* [STATED EXERCISE]: All lines in the data bearing the string "time" should be identified and copied.

══ MATERIALS PROVIDED ══

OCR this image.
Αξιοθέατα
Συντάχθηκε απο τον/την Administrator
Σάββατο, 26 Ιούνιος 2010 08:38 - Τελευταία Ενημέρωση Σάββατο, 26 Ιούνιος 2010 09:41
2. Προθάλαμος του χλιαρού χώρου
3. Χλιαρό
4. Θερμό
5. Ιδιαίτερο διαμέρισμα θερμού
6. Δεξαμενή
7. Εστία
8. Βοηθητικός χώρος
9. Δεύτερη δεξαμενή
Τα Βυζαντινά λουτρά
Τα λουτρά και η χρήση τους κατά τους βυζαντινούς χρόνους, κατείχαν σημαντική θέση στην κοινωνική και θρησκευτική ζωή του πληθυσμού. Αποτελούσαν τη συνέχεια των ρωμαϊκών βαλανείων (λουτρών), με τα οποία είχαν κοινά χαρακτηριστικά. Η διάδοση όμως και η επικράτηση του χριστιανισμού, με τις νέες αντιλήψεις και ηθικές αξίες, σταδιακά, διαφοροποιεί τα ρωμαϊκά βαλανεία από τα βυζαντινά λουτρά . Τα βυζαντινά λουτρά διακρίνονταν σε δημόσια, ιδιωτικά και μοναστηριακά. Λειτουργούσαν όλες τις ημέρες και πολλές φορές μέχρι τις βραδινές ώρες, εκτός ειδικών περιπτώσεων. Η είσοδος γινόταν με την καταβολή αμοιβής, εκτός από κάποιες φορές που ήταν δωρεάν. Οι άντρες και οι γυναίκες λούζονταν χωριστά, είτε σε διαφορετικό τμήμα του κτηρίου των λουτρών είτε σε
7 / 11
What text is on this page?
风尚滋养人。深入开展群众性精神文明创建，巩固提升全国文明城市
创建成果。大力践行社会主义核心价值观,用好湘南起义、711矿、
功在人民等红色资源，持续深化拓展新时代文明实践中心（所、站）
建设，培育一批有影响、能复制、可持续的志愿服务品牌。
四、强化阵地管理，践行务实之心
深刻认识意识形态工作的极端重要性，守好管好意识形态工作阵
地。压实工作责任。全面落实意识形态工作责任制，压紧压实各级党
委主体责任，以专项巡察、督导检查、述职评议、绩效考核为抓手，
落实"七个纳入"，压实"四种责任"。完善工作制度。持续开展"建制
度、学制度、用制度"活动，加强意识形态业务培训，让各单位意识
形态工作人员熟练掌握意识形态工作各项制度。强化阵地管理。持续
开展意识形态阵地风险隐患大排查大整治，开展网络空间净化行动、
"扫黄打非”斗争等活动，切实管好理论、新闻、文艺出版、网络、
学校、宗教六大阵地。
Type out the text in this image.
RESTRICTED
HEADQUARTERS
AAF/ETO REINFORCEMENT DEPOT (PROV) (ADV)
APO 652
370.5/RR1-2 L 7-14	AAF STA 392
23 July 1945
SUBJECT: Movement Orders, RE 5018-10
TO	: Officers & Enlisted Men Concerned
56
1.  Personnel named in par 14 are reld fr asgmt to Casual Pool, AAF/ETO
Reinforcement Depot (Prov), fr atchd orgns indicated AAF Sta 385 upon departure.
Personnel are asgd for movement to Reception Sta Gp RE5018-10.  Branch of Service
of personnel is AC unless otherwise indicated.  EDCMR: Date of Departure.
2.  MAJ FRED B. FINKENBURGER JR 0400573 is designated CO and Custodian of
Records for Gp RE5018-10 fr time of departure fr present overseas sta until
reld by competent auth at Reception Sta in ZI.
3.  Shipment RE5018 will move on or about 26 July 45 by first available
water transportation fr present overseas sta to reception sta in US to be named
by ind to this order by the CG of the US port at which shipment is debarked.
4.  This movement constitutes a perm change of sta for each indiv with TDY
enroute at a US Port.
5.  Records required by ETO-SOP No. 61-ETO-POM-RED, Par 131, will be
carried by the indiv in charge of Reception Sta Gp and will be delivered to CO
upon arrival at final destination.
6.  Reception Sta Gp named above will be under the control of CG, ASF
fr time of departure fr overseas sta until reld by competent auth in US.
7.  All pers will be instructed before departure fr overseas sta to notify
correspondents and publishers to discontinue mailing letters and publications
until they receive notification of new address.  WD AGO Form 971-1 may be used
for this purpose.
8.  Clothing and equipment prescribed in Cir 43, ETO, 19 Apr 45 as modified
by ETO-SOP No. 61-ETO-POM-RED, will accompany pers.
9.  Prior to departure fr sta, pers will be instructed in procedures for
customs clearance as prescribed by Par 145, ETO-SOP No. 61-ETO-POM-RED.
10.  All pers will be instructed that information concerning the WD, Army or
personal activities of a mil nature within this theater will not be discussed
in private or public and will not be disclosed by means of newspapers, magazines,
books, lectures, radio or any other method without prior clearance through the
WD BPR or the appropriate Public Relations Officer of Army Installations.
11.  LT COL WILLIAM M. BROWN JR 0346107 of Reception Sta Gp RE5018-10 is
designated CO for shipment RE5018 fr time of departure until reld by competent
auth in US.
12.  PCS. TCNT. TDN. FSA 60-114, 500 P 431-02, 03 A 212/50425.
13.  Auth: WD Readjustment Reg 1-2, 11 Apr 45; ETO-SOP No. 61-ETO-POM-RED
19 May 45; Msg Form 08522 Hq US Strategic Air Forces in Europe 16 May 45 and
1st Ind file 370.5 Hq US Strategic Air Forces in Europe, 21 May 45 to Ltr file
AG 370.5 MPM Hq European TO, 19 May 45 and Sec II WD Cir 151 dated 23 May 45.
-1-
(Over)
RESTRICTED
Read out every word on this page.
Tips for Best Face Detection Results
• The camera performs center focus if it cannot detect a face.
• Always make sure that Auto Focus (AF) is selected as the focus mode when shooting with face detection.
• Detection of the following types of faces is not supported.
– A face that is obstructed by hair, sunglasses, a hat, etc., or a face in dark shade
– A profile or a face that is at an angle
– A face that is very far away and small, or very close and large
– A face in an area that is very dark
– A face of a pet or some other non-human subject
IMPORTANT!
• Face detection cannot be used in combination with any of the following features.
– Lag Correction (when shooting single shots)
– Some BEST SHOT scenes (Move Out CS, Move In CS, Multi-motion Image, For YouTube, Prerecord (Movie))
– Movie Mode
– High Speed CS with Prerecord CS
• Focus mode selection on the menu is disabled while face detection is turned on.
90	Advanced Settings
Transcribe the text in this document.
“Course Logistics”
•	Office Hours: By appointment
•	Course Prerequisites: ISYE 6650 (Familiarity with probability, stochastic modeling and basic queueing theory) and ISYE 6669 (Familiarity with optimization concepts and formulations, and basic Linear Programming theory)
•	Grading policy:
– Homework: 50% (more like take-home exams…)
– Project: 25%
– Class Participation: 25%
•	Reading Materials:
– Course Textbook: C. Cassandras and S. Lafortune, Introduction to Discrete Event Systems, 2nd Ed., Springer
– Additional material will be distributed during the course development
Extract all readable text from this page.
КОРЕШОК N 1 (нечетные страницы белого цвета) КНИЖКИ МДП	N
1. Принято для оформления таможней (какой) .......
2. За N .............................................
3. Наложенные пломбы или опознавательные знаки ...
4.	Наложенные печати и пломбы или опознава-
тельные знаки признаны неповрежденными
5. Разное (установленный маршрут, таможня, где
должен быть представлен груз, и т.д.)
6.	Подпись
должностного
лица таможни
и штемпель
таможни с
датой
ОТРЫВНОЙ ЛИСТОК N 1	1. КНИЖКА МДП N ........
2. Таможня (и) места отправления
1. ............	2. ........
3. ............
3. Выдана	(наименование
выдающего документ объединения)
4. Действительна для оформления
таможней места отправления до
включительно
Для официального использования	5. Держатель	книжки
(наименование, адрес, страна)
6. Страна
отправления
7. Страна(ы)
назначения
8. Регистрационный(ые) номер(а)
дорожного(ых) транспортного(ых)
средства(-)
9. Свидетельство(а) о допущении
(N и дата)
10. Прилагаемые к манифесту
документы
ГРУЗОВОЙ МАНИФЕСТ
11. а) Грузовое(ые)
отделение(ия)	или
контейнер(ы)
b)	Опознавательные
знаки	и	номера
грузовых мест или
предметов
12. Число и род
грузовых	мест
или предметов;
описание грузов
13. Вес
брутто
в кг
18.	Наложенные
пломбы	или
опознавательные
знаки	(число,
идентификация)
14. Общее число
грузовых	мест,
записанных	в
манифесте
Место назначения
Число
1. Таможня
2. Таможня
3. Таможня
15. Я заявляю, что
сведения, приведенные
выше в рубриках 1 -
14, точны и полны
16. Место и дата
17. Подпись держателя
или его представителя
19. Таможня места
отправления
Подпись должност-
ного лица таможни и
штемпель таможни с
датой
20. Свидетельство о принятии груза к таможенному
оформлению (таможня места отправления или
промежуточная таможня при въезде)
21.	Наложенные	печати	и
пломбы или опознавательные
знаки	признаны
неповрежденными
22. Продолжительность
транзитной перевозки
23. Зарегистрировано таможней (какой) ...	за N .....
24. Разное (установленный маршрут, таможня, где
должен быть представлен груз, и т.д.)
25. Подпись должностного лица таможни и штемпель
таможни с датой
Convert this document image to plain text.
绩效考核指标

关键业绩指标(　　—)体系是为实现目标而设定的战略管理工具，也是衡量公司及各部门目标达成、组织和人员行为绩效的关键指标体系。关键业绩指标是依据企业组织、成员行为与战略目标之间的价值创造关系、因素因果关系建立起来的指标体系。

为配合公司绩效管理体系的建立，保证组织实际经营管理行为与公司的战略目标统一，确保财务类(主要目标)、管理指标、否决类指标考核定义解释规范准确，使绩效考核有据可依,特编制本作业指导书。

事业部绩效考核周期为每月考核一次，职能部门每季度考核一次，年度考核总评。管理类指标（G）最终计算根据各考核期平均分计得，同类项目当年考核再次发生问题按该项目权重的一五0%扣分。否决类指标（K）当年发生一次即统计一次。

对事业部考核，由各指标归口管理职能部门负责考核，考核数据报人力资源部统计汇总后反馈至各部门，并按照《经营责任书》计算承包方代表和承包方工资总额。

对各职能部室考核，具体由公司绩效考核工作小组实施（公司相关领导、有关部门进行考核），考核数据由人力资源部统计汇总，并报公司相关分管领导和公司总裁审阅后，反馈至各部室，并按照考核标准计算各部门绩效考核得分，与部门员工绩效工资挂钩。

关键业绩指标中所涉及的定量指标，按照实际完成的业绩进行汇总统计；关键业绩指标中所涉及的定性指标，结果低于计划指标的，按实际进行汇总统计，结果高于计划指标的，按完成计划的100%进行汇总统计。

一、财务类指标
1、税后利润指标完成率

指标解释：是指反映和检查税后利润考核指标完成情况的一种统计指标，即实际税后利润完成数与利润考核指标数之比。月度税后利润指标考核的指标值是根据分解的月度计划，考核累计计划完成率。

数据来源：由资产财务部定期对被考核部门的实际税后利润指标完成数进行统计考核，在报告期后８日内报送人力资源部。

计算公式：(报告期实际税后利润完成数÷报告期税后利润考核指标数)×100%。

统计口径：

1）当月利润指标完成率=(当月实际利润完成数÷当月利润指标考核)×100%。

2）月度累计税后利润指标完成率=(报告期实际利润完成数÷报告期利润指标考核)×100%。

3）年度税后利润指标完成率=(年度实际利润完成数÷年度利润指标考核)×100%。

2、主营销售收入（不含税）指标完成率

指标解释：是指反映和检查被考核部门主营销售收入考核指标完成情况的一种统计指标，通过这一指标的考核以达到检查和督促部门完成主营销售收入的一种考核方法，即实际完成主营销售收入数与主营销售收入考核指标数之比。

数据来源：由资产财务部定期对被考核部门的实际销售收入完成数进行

═══

* [RESPONSE]:
Records for Gp RE5018-10 fr time of departure fr present overseas sta until
fr time of departure fr overseas sta until reld by competent auth in US.
designated CO for shipment RE5018 fr time of departure until reld by competent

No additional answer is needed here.